** start Material supplied **
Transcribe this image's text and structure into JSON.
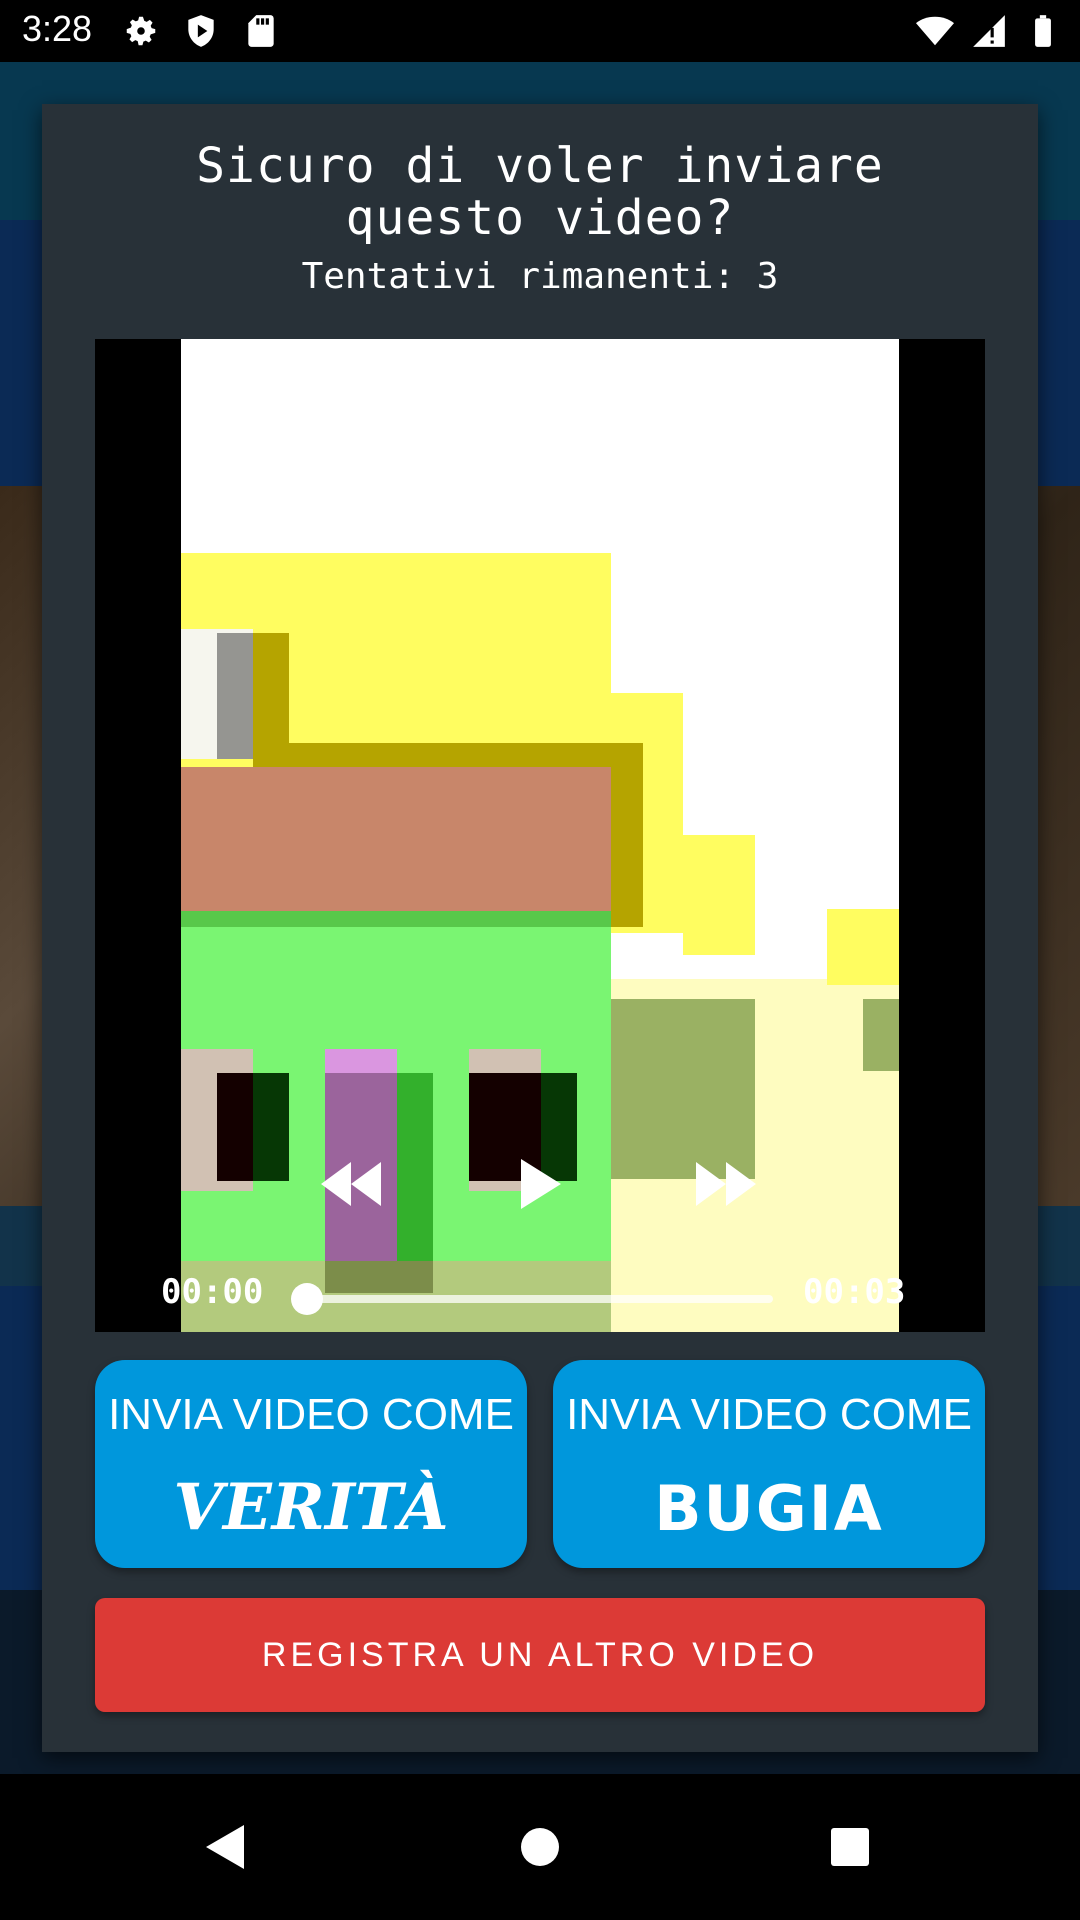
{
  "status_bar": {
    "time": "3:28",
    "left_icons": [
      "gear-icon",
      "shield-play-icon",
      "sd-card-icon"
    ],
    "right_icons": [
      "wifi-icon",
      "signal-icon",
      "battery-icon"
    ]
  },
  "dialog": {
    "title": "Sicuro di voler inviare questo video?",
    "attempts_label": "Tentativi rimanenti: 3"
  },
  "player": {
    "time_current": "00:00",
    "time_total": "00:03",
    "progress": 0,
    "controls": [
      "rewind-icon",
      "play-icon",
      "fast-forward-icon"
    ]
  },
  "buttons": {
    "truth_line1": "INVIA VIDEO COME",
    "truth_line2": "VERITÀ",
    "lie_line1": "INVIA VIDEO COME",
    "lie_line2": "BUGIA",
    "record_again": "REGISTRA UN ALTRO VIDEO"
  },
  "colors": {
    "dialog_bg": "#283138",
    "blue_button": "#0097dc",
    "red_button": "#dc3a36"
  },
  "nav_bar": {
    "icons": [
      "back-icon",
      "home-icon",
      "recents-icon"
    ]
  }
}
** end Material supplied **
• Given task
Write out every entry again word for word, without any of the pictures.

• Exercise response
Transcribe this image's text and structure into JSON.
{
  "status_bar": {
    "time": "3:28",
    "left_icons": [
      "gear-icon",
      "shield-play-icon",
      "sd-card-icon"
    ],
    "right_icons": [
      "wifi-icon",
      "signal-icon",
      "battery-icon"
    ]
  },
  "dialog": {
    "title": "Sicuro di voler inviare questo video?",
    "attempts_label": "Tentativi rimanenti: 3"
  },
  "player": {
    "time_current": "00:00",
    "time_total": "00:03",
    "progress": 0,
    "controls": [
      "rewind-icon",
      "play-icon",
      "fast-forward-icon"
    ]
  },
  "buttons": {
    "truth_line1": "INVIA VIDEO COME",
    "truth_line2": "VERITÀ",
    "lie_line1": "INVIA VIDEO COME",
    "lie_line2": "BUGIA",
    "record_again": "REGISTRA UN ALTRO VIDEO"
  },
  "colors": {
    "dialog_bg": "#283138",
    "blue_button": "#0097dc",
    "red_button": "#dc3a36"
  },
  "nav_bar": {
    "icons": [
      "back-icon",
      "home-icon",
      "recents-icon"
    ]
  }
}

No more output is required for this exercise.